# [Exercise goal]
Can you copy the lines from the first one through the line containing "contour-275 [42,18,950,229]", both included, reproducing each one character for character?

## BEGIN Provided data

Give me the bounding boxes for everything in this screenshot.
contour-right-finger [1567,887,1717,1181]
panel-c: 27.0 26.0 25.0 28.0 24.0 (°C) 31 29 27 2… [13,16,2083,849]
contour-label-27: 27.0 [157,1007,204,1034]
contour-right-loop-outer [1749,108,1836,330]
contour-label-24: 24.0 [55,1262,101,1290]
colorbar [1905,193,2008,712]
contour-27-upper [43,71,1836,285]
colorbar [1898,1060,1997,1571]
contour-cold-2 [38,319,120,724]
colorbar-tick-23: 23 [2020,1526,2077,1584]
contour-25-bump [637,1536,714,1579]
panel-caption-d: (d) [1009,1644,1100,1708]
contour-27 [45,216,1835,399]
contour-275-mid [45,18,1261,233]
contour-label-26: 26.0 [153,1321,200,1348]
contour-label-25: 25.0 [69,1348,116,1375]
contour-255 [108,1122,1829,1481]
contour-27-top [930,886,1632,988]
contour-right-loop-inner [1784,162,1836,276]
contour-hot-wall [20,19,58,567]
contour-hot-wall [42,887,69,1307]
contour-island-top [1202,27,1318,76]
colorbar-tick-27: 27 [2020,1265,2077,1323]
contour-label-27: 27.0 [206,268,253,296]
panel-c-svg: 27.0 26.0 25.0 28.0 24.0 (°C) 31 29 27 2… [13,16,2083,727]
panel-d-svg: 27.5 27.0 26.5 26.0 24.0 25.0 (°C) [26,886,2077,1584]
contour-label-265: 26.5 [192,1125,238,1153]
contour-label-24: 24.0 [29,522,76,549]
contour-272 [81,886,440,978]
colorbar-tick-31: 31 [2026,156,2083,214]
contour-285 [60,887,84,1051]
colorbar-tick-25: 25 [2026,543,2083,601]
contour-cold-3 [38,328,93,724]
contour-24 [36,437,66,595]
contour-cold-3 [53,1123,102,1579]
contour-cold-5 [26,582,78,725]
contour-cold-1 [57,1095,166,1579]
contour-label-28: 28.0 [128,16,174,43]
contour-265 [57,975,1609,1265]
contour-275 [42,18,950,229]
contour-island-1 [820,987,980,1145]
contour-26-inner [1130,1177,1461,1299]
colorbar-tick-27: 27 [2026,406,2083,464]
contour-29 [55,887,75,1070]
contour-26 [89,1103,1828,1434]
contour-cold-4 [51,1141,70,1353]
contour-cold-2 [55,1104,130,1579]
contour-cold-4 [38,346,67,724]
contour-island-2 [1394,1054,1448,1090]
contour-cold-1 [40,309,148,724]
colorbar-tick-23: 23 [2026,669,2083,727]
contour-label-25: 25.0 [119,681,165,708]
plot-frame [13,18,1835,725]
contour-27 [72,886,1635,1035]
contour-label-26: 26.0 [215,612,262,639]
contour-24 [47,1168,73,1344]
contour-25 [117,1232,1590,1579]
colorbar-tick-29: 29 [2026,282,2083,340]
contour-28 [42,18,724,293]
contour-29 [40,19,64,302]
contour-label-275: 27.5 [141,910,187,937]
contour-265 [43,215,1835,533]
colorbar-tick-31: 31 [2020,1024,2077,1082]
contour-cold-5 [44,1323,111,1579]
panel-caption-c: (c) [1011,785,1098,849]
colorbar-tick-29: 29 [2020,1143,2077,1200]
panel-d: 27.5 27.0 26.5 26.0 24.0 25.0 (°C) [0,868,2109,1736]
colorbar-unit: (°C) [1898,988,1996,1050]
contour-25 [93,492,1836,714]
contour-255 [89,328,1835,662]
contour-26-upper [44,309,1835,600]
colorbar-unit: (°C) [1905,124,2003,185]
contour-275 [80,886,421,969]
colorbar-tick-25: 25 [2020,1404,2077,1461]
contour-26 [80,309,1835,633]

## END Provided data

# [Expected output]
Give me the bounding boxes for everything in this screenshot.
contour-right-finger [1567,887,1717,1181]
panel-c: 27.0 26.0 25.0 28.0 24.0 (°C) 31 29 27 2… [13,16,2083,849]
contour-label-27: 27.0 [157,1007,204,1034]
contour-right-loop-outer [1749,108,1836,330]
contour-label-24: 24.0 [55,1262,101,1290]
colorbar [1905,193,2008,712]
contour-27-upper [43,71,1836,285]
colorbar [1898,1060,1997,1571]
contour-cold-2 [38,319,120,724]
colorbar-tick-23: 23 [2020,1526,2077,1584]
contour-25-bump [637,1536,714,1579]
panel-caption-d: (d) [1009,1644,1100,1708]
contour-27 [45,216,1835,399]
contour-275-mid [45,18,1261,233]
contour-label-26: 26.0 [153,1321,200,1348]
contour-label-25: 25.0 [69,1348,116,1375]
contour-255 [108,1122,1829,1481]
contour-27-top [930,886,1632,988]
contour-right-loop-inner [1784,162,1836,276]
contour-hot-wall [20,19,58,567]
contour-hot-wall [42,887,69,1307]
contour-island-top [1202,27,1318,76]
colorbar-tick-27: 27 [2020,1265,2077,1323]
contour-label-27: 27.0 [206,268,253,296]
panel-c-svg: 27.0 26.0 25.0 28.0 24.0 (°C) 31 29 27 2… [13,16,2083,727]
panel-d-svg: 27.5 27.0 26.5 26.0 24.0 25.0 (°C) [26,886,2077,1584]
contour-label-265: 26.5 [192,1125,238,1153]
contour-label-24: 24.0 [29,522,76,549]
contour-272 [81,886,440,978]
colorbar-tick-31: 31 [2026,156,2083,214]
contour-285 [60,887,84,1051]
colorbar-tick-25: 25 [2026,543,2083,601]
contour-cold-3 [38,328,93,724]
contour-24 [36,437,66,595]
contour-cold-3 [53,1123,102,1579]
contour-cold-5 [26,582,78,725]
contour-cold-1 [57,1095,166,1579]
contour-label-28: 28.0 [128,16,174,43]
contour-265 [57,975,1609,1265]
contour-275 [42,18,950,229]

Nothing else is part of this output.